- [Challenge] Write out the material again word for word, dropping any images it holds.

========

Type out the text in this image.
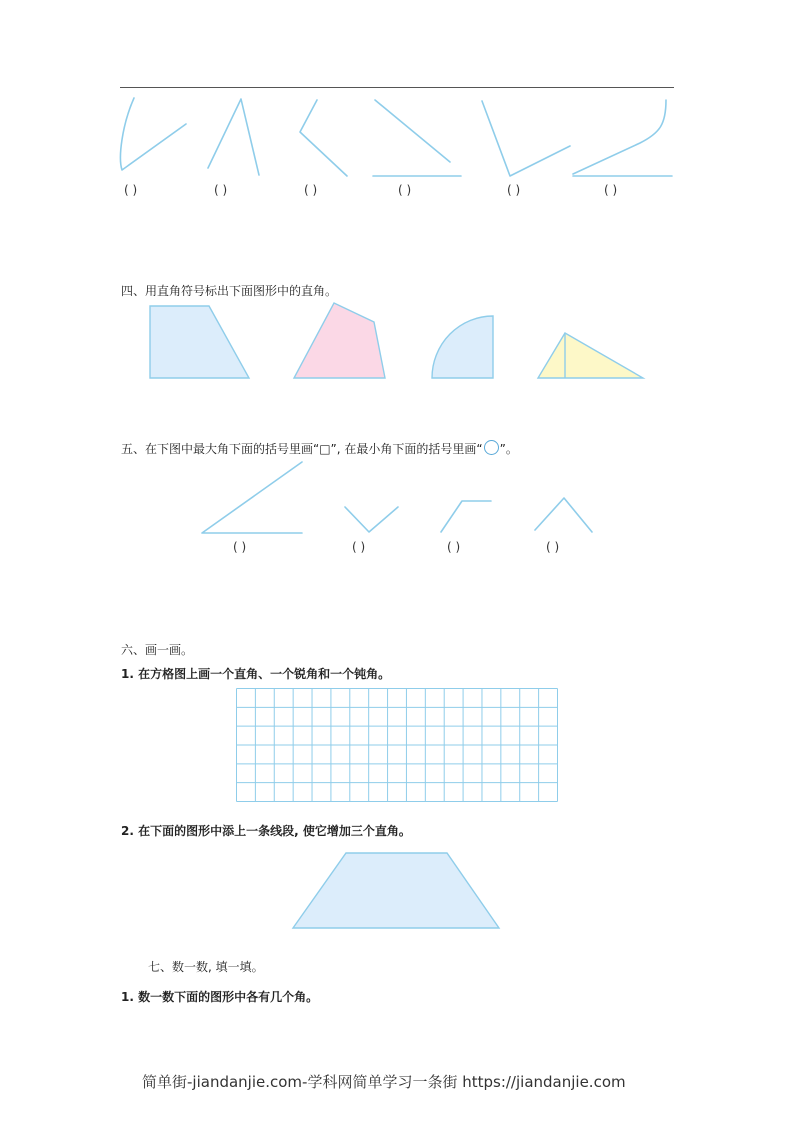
( )	( )	( )	( )	( )	( )
四、用直角符号标出下面图形中的直角。
五、在下图中最大角下面的括号里画“□”, 在最小角下面的括号里画“ ”。
( )	( )	( )	( )
六、画一画。
1. 在方格图上画一个直角、一个锐角和一个钝角。
2. 在下面的图形中添上一条线段, 使它增加三个直角。
七、数一数, 填一填。
1. 数一数下面的图形中各有几个角。
简单街-jiandanjie.com-学科网简单学习一条街 https://jiandanjie.com
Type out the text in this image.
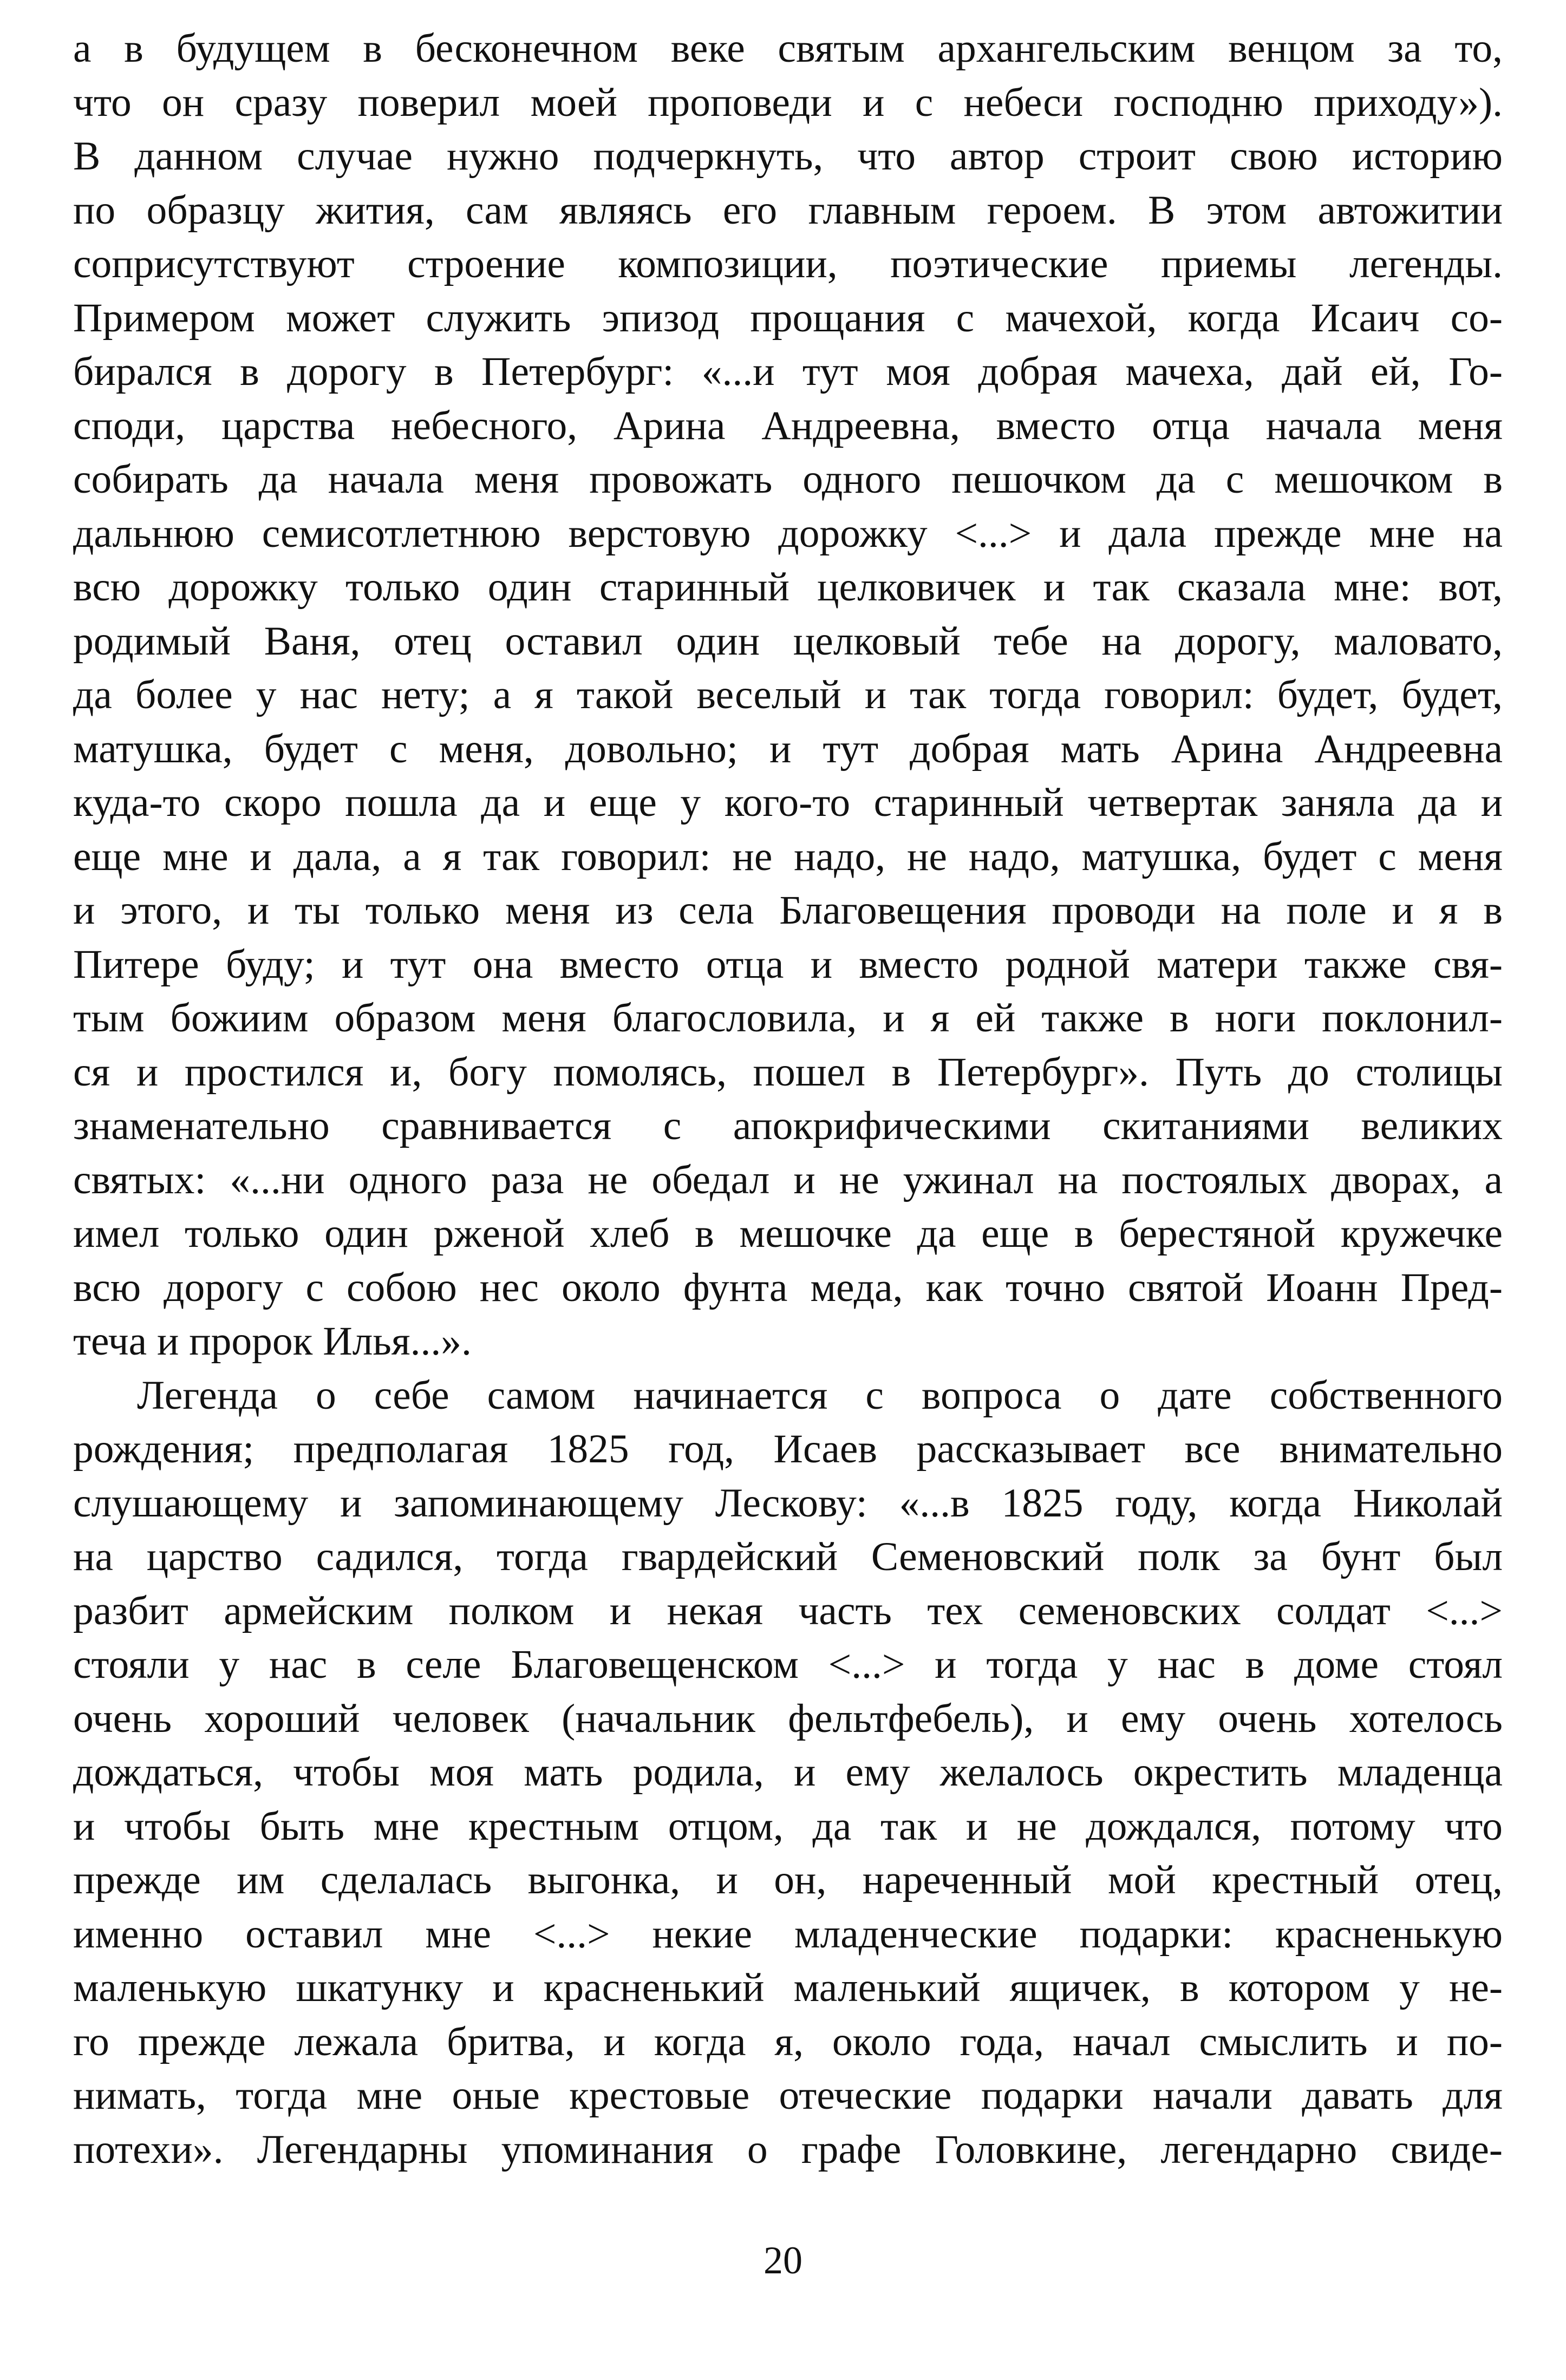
а в будущем в бесконечном веке святым архангельским венцом за то,
что он сразу поверил моей проповеди и с небеси господню приходу»).
В данном случае нужно подчеркнуть, что автор строит свою историю
по образцу жития, сам являясь его главным героем. В этом автожитии
соприсутствуют строение композиции, поэтические приемы легенды.
Примером может служить эпизод прощания с мачехой, когда Исаич со-
бирался в дорогу в Петербург: «...и тут моя добрая мачеха, дай ей, Го-
споди, царства небесного, Арина Андреевна, вместо отца начала меня
собирать да начала меня провожать одного пешочком да с мешочком в
дальнюю семисотлетнюю верстовую дорожку <...> и дала прежде мне на
всю дорожку только один старинный целковичек и так сказала мне: вот,
родимый Ваня, отец оставил один целковый тебе на дорогу, маловато,
да более у нас нету; а я такой веселый и так тогда говорил: будет, будет,
матушка, будет с меня, довольно; и тут добрая мать Арина Андреевна
куда-то скоро пошла да и еще у кого-то старинный четвертак заняла да и
еще мне и дала, а я так говорил: не надо, не надо, матушка, будет с меня
и этого, и ты только меня из села Благовещения проводи на поле и я в
Питере буду; и тут она вместо отца и вместо родной матери также свя-
тым божиим образом меня благословила, и я ей также в ноги поклонил-
ся и простился и, богу помолясь, пошел в Петербург». Путь до столицы
знаменательно сравнивается с апокрифическими скитаниями великих
святых: «...ни одного раза не обедал и не ужинал на постоялых дворах, а
имел только один ржeной хлеб в мешочке да еще в берестяной кружечке
всю дорогу с собою нес около фунта меда, как точно святой Иоанн Пред-
теча и пророк Илья...».
Легенда о себе самом начинается с вопроса о дате собственного
рождения; предполагая 1825 год, Исаев рассказывает все внимательно
слушающему и запоминающему Лескову: «...в 1825 году, когда Николай
на царство садился, тогда гвардейский Семеновский полк за бунт был
разбит армейским полком и некая часть тех семеновских солдат <...>
стояли у нас в селе Благовещенском <...> и тогда у нас в доме стоял
очень хороший человек (начальник фельтфебель), и ему очень хотелось
дождаться, чтобы моя мать родила, и ему желалось окрестить младенца
и чтобы быть мне крестным отцом, да так и не дождался, потому что
прежде им сделалась выгонка, и он, нареченный мой крестный отец,
именно оставил мне <...> некие младенческие подарки: красненькую
маленькую шкатунку и красненький маленький ящичек, в котором у не-
го прежде лежала бритва, и когда я, около года, начал смыслить и по-
нимать, тогда мне оные крестовые отеческие подарки начали давать для
потехи». Легендарны упоминания о графе Головкине, легендарно свиде-
20
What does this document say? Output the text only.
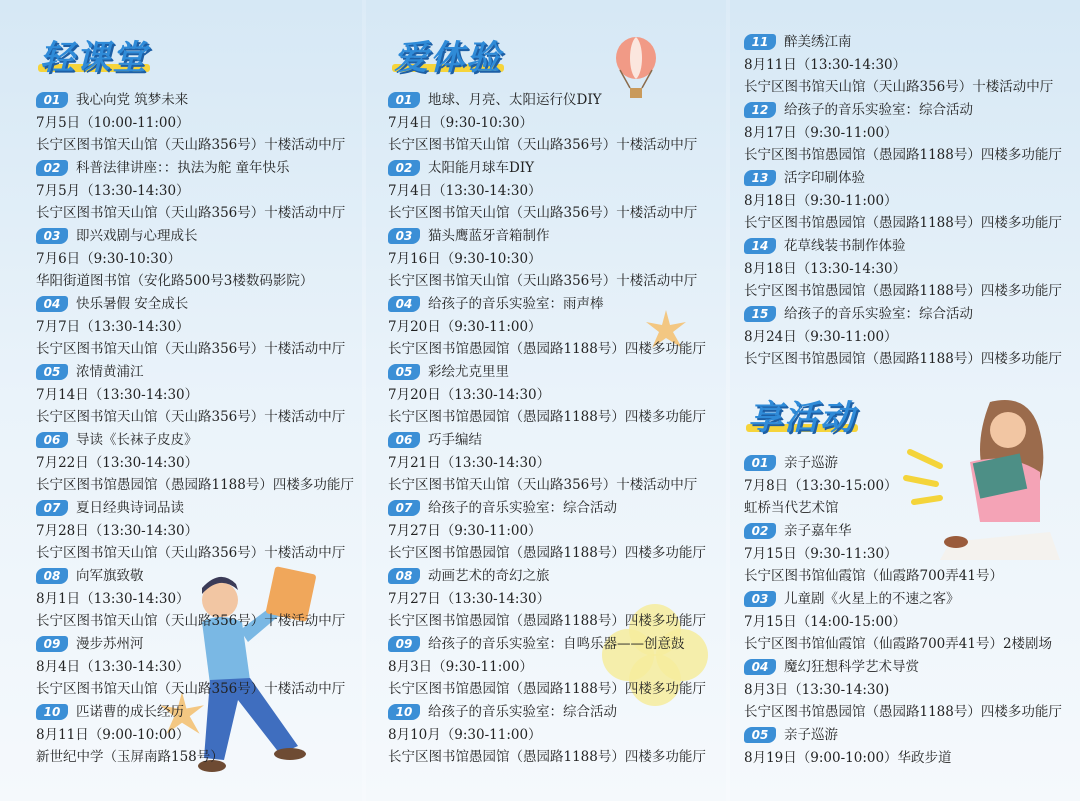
轻课堂	爱体验
享活动
01	我心向党 筑梦未来
7月5日（10:00-11:00）
长宁区图书馆天山馆（天山路356号）十楼活动中厅
02	科普法律讲座：：执法为舵 童年快乐
7月5月（13:30-14:30）
长宁区图书馆天山馆（天山路356号）十楼活动中厅
03	即兴戏剧与心理成长
7月6日（9:30-10:30）
华阳街道图书馆（安化路500号3楼数码影院）
04	快乐暑假 安全成长
7月7日（13:30-14:30）
长宁区图书馆天山馆（天山路356号）十楼活动中厅
05	浓情黄浦江
7月14日（13:30-14:30）
长宁区图书馆天山馆（天山路356号）十楼活动中厅
06	导读《长袜子皮皮》
7月22日（13:30-14:30）
长宁区图书馆愚园馆（愚园路1188号）四楼多功能厅
07	夏日经典诗词品读
7月28日（13:30-14:30）
长宁区图书馆天山馆（天山路356号）十楼活动中厅
08	向军旗致敬
8月1日（13:30-14:30）
长宁区图书馆天山馆（天山路356号）十楼活动中厅
09	漫步苏州河
8月4日（13:30-14:30）
长宁区图书馆天山馆（天山路356号）十楼活动中厅
10	匹诺曹的成长经历
8月11日（9:00-10:00）
新世纪中学（玉屏南路158号）
01	地球、月亮、太阳运行仪DIY
7月4日（9:30-10:30）
长宁区图书馆天山馆（天山路356号）十楼活动中厅
02	太阳能月球车DIY
7月4日（13:30-14:30）
长宁区图书馆天山馆（天山路356号）十楼活动中厅
03	猫头鹰蓝牙音箱制作
7月16日（9:30-10:30）
长宁区图书馆天山馆（天山路356号）十楼活动中厅
04	给孩子的音乐实验室：雨声棒
7月20日（9:30-11:00）
长宁区图书馆愚园馆（愚园路1188号）四楼多功能厅
05	彩绘尤克里里
7月20日（13:30-14:30）
长宁区图书馆愚园馆（愚园路1188号）四楼多功能厅
06	巧手编结
7月21日（13:30-14:30）
长宁区图书馆天山馆（天山路356号）十楼活动中厅
07	给孩子的音乐实验室：综合活动
7月27日（9:30-11:00）
长宁区图书馆愚园馆（愚园路1188号）四楼多功能厅
08	动画艺术的奇幻之旅
7月27日（13:30-14:30）
长宁区图书馆愚园馆（愚园路1188号）四楼多功能厅
09	给孩子的音乐实验室：自鸣乐器——创意鼓
8月3日（9:30-11:00）
长宁区图书馆愚园馆（愚园路1188号）四楼多功能厅
10	给孩子的音乐实验室：综合活动
8月10月（9:30-11:00）
长宁区图书馆愚园馆（愚园路1188号）四楼多功能厅
11	醉美绣江南
8月11日（13:30-14:30）
长宁区图书馆天山馆（天山路356号）十楼活动中厅
12	给孩子的音乐实验室：综合活动
8月17日（9:30-11:00）
长宁区图书馆愚园馆（愚园路1188号）四楼多功能厅
13	活字印刷体验
8月18日（9:30-11:00）
长宁区图书馆愚园馆（愚园路1188号）四楼多功能厅
14	花草线装书制作体验
8月18日（13:30-14:30）
长宁区图书馆愚园馆（愚园路1188号）四楼多功能厅
15	给孩子的音乐实验室：综合活动
8月24日（9:30-11:00）
长宁区图书馆愚园馆（愚园路1188号）四楼多功能厅
01	亲子巡游
7月8日（13:30-15:00）
虹桥当代艺术馆
02	亲子嘉年华
7月15日（9:30-11:30）
长宁区图书馆仙霞馆（仙霞路700弄41号）
03	儿童剧《火星上的不速之客》
7月15日（14:00-15:00）
长宁区图书馆仙霞馆（仙霞路700弄41号）2楼剧场
04	魔幻狂想科学艺术导赏
8月3日（13:30-14:30)
长宁区图书馆愚园馆（愚园路1188号）四楼多功能厅
05	亲子巡游
8月19日（9:00-10:00）华政步道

========

- [Task solution]
Type out the text in this image.
( )	( )	( )	( )	( )	( )
四、用直角符号标出下面图形中的直角。
五、在下图中最大角下面的括号里画“□”, 在最小角下面的括号里画“ ”。
( )	( )	( )	( )
六、画一画。
1. 在方格图上画一个直角、一个锐角和一个钝角。
2. 在下面的图形中添上一条线段, 使它增加三个直角。
七、数一数, 填一填。
1. 数一数下面的图形中各有几个角。
简单街-jiandanjie.com-学科网简单学习一条街 https://jiandanjie.com
Type out the text in this image.
а в будущем в бесконечном веке святым архангельским венцом за то,
что он сразу поверил моей проповеди и с небеси господню приходу»).
В данном случае нужно подчеркнуть, что автор строит свою историю
по образцу жития, сам являясь его главным героем. В этом автожитии
соприсутствуют строение композиции, поэтические приемы легенды.
Примером может служить эпизод прощания с мачехой, когда Исаич со-
бирался в дорогу в Петербург: «...и тут моя добрая мачеха, дай ей, Го-
споди, царства небесного, Арина Андреевна, вместо отца начала меня
собирать да начала меня провожать одного пешочком да с мешочком в
дальнюю семисотлетнюю верстовую дорожку <...> и дала прежде мне на
всю дорожку только один старинный целковичек и так сказала мне: вот,
родимый Ваня, отец оставил один целковый тебе на дорогу, маловато,
да более у нас нету; а я такой веселый и так тогда говорил: будет, будет,
матушка, будет с меня, довольно; и тут добрая мать Арина Андреевна
куда-то скоро пошла да и еще у кого-то старинный четвертак заняла да и
еще мне и дала, а я так говорил: не надо, не надо, матушка, будет с меня
и этого, и ты только меня из села Благовещения проводи на поле и я в
Питере буду; и тут она вместо отца и вместо родной матери также свя-
тым божиим образом меня благословила, и я ей также в ноги поклонил-
ся и простился и, богу помолясь, пошел в Петербург». Путь до столицы
знаменательно сравнивается с апокрифическими скитаниями великих
святых: «...ни одного раза не обедал и не ужинал на постоялых дворах, а
имел только один ржeной хлеб в мешочке да еще в берестяной кружечке
всю дорогу с собою нес около фунта меда, как точно святой Иоанн Пред-
теча и пророк Илья...».
Легенда о себе самом начинается с вопроса о дате собственного
рождения; предполагая 1825 год, Исаев рассказывает все внимательно
слушающему и запоминающему Лескову: «...в 1825 году, когда Николай
на царство садился, тогда гвардейский Семеновский полк за бунт был
разбит армейским полком и некая часть тех семеновских солдат <...>
стояли у нас в селе Благовещенском <...> и тогда у нас в доме стоял
очень хороший человек (начальник фельтфебель), и ему очень хотелось
дождаться, чтобы моя мать родила, и ему желалось окрестить младенца
и чтобы быть мне крестным отцом, да так и не дождался, потому что
прежде им сделалась выгонка, и он, нареченный мой крестный отец,
именно оставил мне <...> некие младенческие подарки: красненькую
маленькую шкатунку и красненький маленький ящичек, в котором у не-
го прежде лежала бритва, и когда я, около года, начал смыслить и по-
нимать, тогда мне оные крестовые отеческие подарки начали давать для
потехи». Легендарны упоминания о графе Головкине, легендарно свиде-
20
What does this document say? Output the text only.
轻课堂	爱体验
享活动
01	我心向党 筑梦未来
7月5日（10:00-11:00）
长宁区图书馆天山馆（天山路356号）十楼活动中厅
02	科普法律讲座：：执法为舵 童年快乐
7月5月（13:30-14:30）
长宁区图书馆天山馆（天山路356号）十楼活动中厅
03	即兴戏剧与心理成长
7月6日（9:30-10:30）
华阳街道图书馆（安化路500号3楼数码影院）
04	快乐暑假 安全成长
7月7日（13:30-14:30）
长宁区图书馆天山馆（天山路356号）十楼活动中厅
05	浓情黄浦江
7月14日（13:30-14:30）
长宁区图书馆天山馆（天山路356号）十楼活动中厅
06	导读《长袜子皮皮》
7月22日（13:30-14:30）
长宁区图书馆愚园馆（愚园路1188号）四楼多功能厅
07	夏日经典诗词品读
7月28日（13:30-14:30）
长宁区图书馆天山馆（天山路356号）十楼活动中厅
08	向军旗致敬
8月1日（13:30-14:30）
长宁区图书馆天山馆（天山路356号）十楼活动中厅
09	漫步苏州河
8月4日（13:30-14:30）
长宁区图书馆天山馆（天山路356号）十楼活动中厅
10	匹诺曹的成长经历
8月11日（9:00-10:00）
新世纪中学（玉屏南路158号）
01	地球、月亮、太阳运行仪DIY
7月4日（9:30-10:30）
长宁区图书馆天山馆（天山路356号）十楼活动中厅
02	太阳能月球车DIY
7月4日（13:30-14:30）
长宁区图书馆天山馆（天山路356号）十楼活动中厅
03	猫头鹰蓝牙音箱制作
7月16日（9:30-10:30）
长宁区图书馆天山馆（天山路356号）十楼活动中厅
04	给孩子的音乐实验室：雨声棒
7月20日（9:30-11:00）
长宁区图书馆愚园馆（愚园路1188号）四楼多功能厅
05	彩绘尤克里里
7月20日（13:30-14:30）
长宁区图书馆愚园馆（愚园路1188号）四楼多功能厅
06	巧手编结
7月21日（13:30-14:30）
长宁区图书馆天山馆（天山路356号）十楼活动中厅
07	给孩子的音乐实验室：综合活动
7月27日（9:30-11:00）
长宁区图书馆愚园馆（愚园路1188号）四楼多功能厅
08	动画艺术的奇幻之旅
7月27日（13:30-14:30）
长宁区图书馆愚园馆（愚园路1188号）四楼多功能厅
09	给孩子的音乐实验室：自鸣乐器——创意鼓
8月3日（9:30-11:00）
长宁区图书馆愚园馆（愚园路1188号）四楼多功能厅
10	给孩子的音乐实验室：综合活动
8月10月（9:30-11:00）
长宁区图书馆愚园馆（愚园路1188号）四楼多功能厅
11	醉美绣江南
8月11日（13:30-14:30）
长宁区图书馆天山馆（天山路356号）十楼活动中厅
12	给孩子的音乐实验室：综合活动
8月17日（9:30-11:00）
长宁区图书馆愚园馆（愚园路1188号）四楼多功能厅
13	活字印刷体验
8月18日（9:30-11:00）
长宁区图书馆愚园馆（愚园路1188号）四楼多功能厅
14	花草线装书制作体验
8月18日（13:30-14:30）
长宁区图书馆愚园馆（愚园路1188号）四楼多功能厅
15	给孩子的音乐实验室：综合活动
8月24日（9:30-11:00）
长宁区图书馆愚园馆（愚园路1188号）四楼多功能厅
01	亲子巡游
7月8日（13:30-15:00）
虹桥当代艺术馆
02	亲子嘉年华
7月15日（9:30-11:30）
长宁区图书馆仙霞馆（仙霞路700弄41号）
03	儿童剧《火星上的不速之客》
7月15日（14:00-15:00）
长宁区图书馆仙霞馆（仙霞路700弄41号）2楼剧场
04	魔幻狂想科学艺术导赏
8月3日（13:30-14:30)
长宁区图书馆愚园馆（愚园路1188号）四楼多功能厅
05	亲子巡游
8月19日（9:00-10:00）华政步道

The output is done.